Goal: Scan the material below for the string "recomendadas", and copy every line where it shows up.

Dataset:
* START *
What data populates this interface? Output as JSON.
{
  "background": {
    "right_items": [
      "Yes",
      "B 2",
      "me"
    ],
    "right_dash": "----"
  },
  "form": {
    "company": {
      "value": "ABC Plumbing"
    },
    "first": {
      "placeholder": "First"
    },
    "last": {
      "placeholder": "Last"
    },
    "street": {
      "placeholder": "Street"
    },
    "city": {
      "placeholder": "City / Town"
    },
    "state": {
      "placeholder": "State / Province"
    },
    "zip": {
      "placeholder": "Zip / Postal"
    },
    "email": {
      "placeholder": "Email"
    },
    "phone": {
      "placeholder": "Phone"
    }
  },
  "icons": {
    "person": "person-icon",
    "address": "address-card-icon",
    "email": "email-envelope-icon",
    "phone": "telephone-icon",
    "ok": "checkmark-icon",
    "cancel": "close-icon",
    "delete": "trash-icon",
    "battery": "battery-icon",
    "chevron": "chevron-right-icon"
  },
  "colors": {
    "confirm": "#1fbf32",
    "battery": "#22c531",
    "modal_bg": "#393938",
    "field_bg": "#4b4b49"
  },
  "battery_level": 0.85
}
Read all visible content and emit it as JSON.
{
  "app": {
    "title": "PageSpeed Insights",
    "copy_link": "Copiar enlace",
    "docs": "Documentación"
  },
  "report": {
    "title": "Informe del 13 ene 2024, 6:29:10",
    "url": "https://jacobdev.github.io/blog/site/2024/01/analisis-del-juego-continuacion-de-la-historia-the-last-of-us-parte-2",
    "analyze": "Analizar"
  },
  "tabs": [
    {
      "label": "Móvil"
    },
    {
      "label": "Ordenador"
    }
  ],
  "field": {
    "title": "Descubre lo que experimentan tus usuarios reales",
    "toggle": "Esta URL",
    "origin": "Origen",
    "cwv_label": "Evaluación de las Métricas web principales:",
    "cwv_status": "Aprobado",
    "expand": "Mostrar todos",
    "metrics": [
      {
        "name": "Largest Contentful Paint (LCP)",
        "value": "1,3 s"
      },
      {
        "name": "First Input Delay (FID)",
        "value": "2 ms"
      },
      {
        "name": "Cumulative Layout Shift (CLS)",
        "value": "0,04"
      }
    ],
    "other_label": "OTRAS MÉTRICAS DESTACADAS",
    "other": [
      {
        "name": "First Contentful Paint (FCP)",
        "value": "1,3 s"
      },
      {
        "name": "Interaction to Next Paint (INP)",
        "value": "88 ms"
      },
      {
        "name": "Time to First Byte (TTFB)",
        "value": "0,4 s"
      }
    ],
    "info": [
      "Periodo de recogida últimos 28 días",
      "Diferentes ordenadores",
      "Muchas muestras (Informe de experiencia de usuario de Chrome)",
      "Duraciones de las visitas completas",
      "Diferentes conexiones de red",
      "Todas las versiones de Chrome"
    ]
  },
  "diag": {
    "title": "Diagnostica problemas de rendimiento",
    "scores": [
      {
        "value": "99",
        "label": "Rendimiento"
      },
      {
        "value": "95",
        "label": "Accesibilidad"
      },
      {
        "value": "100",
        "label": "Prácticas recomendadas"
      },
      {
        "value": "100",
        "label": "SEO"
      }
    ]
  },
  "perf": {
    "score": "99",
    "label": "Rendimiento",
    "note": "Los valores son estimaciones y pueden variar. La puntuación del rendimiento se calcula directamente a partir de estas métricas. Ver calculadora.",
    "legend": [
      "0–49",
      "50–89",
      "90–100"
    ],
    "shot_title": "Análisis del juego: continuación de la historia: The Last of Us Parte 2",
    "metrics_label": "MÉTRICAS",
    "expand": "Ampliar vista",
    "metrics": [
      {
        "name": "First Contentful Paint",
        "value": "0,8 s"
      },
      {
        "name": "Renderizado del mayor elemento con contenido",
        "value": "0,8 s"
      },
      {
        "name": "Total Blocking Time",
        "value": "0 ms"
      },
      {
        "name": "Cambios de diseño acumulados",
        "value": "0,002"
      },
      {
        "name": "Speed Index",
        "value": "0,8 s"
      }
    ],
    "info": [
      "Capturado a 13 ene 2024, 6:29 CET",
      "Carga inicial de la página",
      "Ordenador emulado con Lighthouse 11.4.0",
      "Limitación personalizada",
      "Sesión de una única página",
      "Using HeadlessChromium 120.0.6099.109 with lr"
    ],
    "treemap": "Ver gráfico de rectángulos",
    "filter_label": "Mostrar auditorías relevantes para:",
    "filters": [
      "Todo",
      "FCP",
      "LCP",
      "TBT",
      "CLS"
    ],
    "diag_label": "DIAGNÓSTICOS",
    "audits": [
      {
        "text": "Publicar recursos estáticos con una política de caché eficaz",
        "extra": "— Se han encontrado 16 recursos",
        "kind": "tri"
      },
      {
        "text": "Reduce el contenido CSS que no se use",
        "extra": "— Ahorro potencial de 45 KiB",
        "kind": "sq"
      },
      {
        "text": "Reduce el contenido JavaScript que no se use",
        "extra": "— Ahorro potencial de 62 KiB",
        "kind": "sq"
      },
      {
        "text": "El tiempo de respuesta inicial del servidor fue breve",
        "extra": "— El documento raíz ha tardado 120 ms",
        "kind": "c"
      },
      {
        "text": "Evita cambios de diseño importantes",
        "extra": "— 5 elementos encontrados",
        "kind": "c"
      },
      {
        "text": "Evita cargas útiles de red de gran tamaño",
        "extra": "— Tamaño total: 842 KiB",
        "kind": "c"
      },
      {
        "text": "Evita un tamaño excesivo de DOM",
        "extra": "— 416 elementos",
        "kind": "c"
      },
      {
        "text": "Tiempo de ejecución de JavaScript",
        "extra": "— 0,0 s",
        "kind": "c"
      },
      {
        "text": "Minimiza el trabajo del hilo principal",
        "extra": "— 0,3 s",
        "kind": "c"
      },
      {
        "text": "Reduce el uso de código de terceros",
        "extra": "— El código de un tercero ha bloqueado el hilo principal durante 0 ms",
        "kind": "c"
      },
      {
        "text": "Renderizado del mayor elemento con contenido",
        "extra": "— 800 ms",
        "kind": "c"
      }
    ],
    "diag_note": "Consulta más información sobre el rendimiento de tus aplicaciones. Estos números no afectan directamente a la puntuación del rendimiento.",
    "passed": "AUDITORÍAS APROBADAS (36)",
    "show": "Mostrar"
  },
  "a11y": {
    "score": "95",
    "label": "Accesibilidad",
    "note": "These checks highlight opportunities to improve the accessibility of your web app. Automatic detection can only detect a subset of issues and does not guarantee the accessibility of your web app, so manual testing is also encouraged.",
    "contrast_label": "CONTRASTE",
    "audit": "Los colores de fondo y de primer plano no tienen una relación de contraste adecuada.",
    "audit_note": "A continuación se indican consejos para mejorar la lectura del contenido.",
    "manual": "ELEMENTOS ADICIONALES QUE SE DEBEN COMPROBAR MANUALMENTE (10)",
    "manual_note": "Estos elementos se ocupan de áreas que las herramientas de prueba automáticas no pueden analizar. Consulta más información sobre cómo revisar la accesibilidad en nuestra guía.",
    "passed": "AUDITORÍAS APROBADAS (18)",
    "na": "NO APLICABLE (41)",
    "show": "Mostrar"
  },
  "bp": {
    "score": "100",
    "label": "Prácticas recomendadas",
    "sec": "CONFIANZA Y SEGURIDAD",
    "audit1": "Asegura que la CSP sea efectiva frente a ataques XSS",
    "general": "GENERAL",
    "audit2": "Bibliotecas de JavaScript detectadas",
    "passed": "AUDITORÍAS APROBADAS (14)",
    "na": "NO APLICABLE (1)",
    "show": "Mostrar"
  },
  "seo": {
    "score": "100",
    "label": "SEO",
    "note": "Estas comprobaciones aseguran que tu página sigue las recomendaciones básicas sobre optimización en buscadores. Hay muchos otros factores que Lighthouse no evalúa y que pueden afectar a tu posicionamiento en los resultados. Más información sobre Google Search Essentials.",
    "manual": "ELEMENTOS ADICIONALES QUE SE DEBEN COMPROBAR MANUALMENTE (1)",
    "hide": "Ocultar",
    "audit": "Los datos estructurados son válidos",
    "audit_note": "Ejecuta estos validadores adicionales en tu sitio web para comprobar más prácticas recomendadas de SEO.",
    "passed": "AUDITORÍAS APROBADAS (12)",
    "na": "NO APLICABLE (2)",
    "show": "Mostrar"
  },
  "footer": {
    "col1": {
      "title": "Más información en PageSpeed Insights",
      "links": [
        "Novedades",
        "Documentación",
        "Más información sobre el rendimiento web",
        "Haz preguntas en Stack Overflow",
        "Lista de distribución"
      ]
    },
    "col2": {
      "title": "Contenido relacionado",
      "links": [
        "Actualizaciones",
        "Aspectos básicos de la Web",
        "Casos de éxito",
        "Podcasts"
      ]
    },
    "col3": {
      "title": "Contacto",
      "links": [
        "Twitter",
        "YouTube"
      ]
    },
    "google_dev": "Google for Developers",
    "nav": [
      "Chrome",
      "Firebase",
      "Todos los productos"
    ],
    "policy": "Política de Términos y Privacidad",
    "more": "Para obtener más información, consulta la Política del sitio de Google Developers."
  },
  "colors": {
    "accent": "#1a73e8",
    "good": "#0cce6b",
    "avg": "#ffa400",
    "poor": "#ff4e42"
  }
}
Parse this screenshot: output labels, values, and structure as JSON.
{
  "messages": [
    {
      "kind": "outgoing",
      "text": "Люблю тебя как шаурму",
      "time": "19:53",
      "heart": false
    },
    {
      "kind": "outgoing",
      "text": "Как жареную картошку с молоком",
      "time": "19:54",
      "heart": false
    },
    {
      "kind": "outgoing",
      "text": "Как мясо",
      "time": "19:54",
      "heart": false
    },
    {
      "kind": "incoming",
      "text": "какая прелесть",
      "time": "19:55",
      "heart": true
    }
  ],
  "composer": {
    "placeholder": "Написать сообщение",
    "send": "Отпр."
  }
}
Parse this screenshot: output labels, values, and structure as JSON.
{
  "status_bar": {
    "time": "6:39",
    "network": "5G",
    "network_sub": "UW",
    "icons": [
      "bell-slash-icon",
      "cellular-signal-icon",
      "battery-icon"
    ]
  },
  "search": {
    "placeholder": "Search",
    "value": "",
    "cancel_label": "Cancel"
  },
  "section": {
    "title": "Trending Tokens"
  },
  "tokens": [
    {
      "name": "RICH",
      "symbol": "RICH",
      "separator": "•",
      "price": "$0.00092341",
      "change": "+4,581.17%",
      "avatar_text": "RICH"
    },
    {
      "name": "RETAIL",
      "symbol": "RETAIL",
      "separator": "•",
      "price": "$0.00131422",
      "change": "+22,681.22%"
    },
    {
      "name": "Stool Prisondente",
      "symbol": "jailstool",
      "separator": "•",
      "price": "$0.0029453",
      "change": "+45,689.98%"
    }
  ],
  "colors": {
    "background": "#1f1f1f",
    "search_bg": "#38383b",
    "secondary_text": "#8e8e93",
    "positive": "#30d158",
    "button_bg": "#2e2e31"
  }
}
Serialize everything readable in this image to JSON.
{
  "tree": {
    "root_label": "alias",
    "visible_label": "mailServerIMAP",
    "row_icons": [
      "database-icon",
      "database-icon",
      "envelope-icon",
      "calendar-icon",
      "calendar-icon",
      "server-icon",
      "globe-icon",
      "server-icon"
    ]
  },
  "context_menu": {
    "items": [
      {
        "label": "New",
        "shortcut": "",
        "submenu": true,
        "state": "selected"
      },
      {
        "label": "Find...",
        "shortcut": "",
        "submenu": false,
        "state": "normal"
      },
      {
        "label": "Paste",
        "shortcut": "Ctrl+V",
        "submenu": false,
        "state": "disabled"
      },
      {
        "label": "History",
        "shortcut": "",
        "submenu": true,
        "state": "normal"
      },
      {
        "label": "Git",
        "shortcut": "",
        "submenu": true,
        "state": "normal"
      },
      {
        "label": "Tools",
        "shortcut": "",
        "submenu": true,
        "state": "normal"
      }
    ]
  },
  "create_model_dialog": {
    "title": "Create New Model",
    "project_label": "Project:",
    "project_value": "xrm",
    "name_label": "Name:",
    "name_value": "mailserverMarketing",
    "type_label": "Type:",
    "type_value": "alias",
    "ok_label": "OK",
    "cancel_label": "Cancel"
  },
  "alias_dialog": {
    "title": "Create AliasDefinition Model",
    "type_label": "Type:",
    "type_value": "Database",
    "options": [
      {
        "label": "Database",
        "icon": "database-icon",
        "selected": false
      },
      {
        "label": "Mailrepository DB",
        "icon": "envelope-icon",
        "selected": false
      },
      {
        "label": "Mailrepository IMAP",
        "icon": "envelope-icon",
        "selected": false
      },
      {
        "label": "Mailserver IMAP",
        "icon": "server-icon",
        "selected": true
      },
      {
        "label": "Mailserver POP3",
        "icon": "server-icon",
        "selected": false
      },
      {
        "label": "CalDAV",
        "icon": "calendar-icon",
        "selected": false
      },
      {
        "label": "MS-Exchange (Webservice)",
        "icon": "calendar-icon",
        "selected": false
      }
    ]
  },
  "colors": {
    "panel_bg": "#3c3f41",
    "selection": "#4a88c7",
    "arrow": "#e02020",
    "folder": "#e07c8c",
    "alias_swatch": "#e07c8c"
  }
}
* END *
Solution to this exercise:
        "label": "Prácticas recomendadas"
    "label": "Prácticas recomendadas",
    "audit_note": "Ejecuta estos validadores adicionales en tu sitio web para comprobar más prácticas recomendadas de SEO.",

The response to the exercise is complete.